* [Task brief]: Print the listing in its entirety and exactly, leaving out images.

-- BEGIN --

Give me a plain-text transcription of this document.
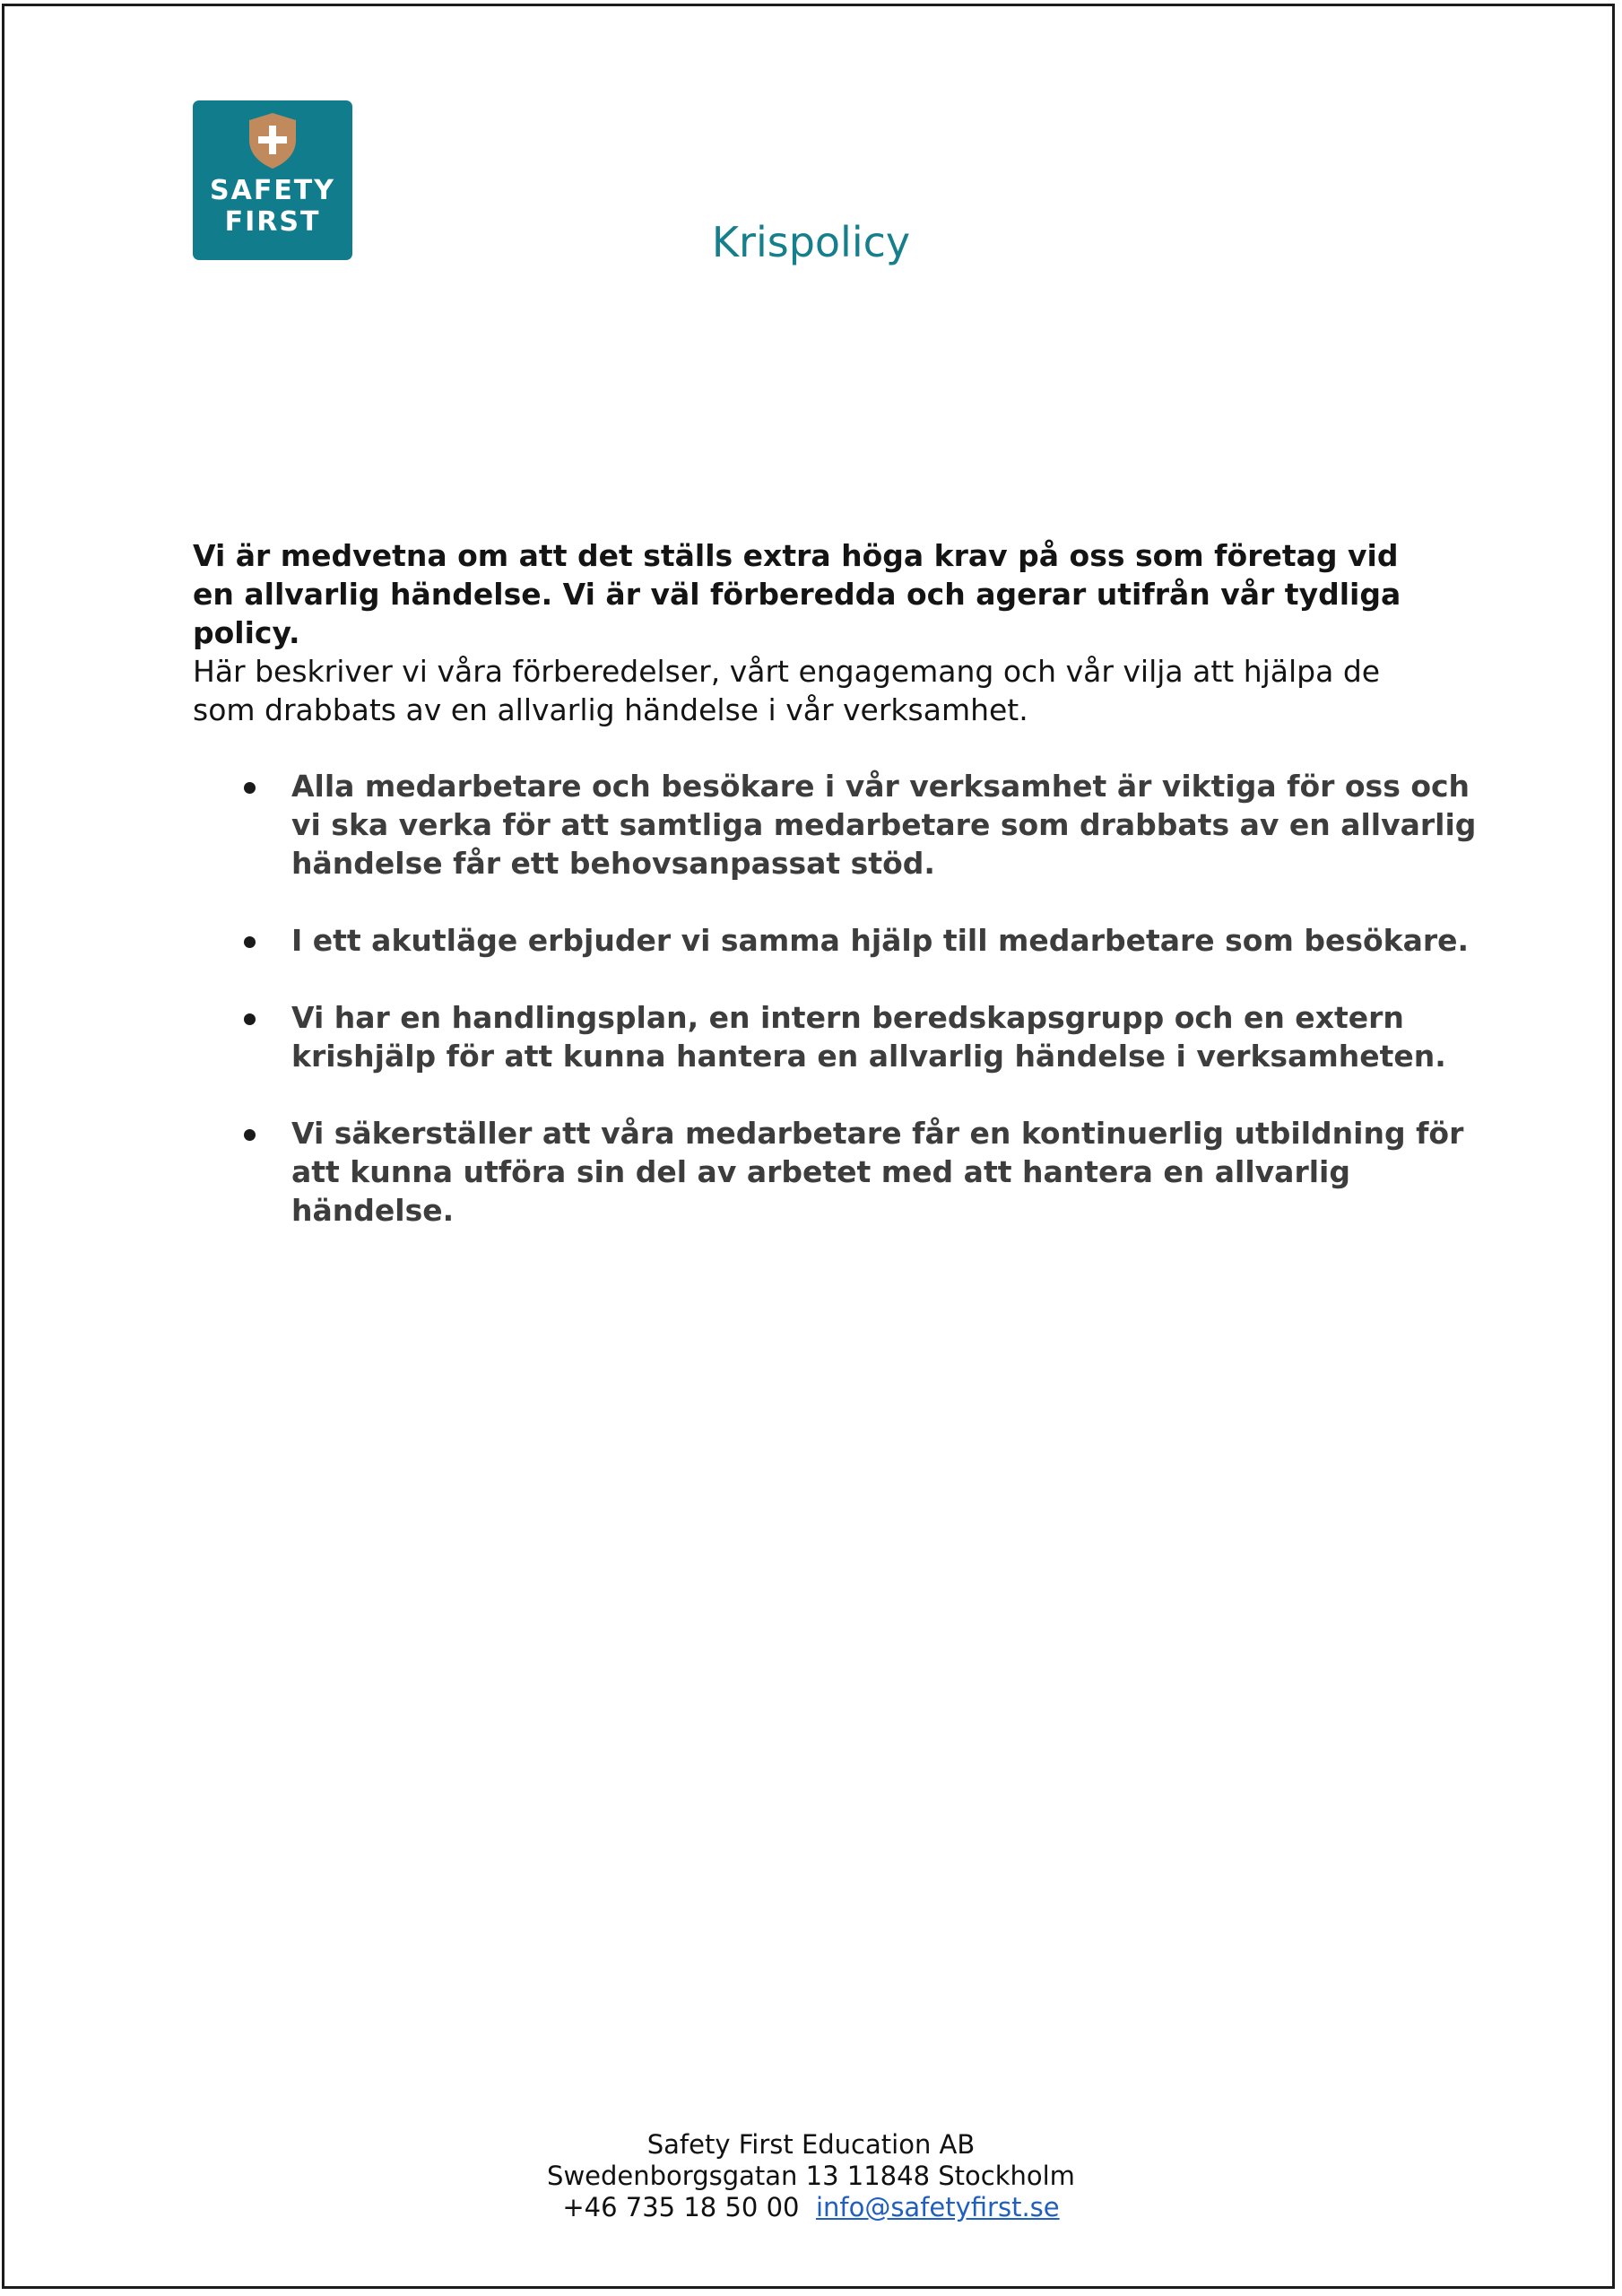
SAFETY
FIRST	Krispolicy
Vi är medvetna om att det ställs extra höga krav på oss som företag vid en allvarlig händelse. Vi är väl förberedda och agerar utifrån vår tydliga policy.
Här beskriver vi våra förberedelser, vårt engagemang och vår vilja att hjälpa de som drabbats av en allvarlig händelse i vår verksamhet.
Alla medarbetare och besökare i vår verksamhet är viktiga för oss och vi ska verka för att samtliga medarbetare som drabbats av en allvarlig händelse får ett behovsanpassat stöd.
I ett akutläge erbjuder vi samma hjälp till medarbetare som besökare.
Vi har en handlingsplan, en intern beredskapsgrupp och en extern krishjälp för att kunna hantera en allvarlig händelse i verksamheten.
Vi säkerställer att våra medarbetare får en kontinuerlig utbildning för att kunna utföra sin del av arbetet med att hantera en allvarlig händelse.
Safety First Education AB
Swedenborgsgatan 13 11848 Stockholm
+46 735 18 50 00 info@safetyfirst.se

-- END --

* [Full output]:
Give me a plain-text transcription of this document.
SAFETY
FIRST	Krispolicy
Vi är medvetna om att det ställs extra höga krav på oss som företag vid en allvarlig händelse. Vi är väl förberedda och agerar utifrån vår tydliga policy.
Här beskriver vi våra förberedelser, vårt engagemang och vår vilja att hjälpa de som drabbats av en allvarlig händelse i vår verksamhet.
Alla medarbetare och besökare i vår verksamhet är viktiga för oss och vi ska verka för att samtliga medarbetare som drabbats av en allvarlig händelse får ett behovsanpassat stöd.
I ett akutläge erbjuder vi samma hjälp till medarbetare som besökare.
Vi har en handlingsplan, en intern beredskapsgrupp och en extern krishjälp för att kunna hantera en allvarlig händelse i verksamheten.
Vi säkerställer att våra medarbetare får en kontinuerlig utbildning för att kunna utföra sin del av arbetet med att hantera en allvarlig händelse.
Safety First Education AB
Swedenborgsgatan 13 11848 Stockholm
+46 735 18 50 00 info@safetyfirst.se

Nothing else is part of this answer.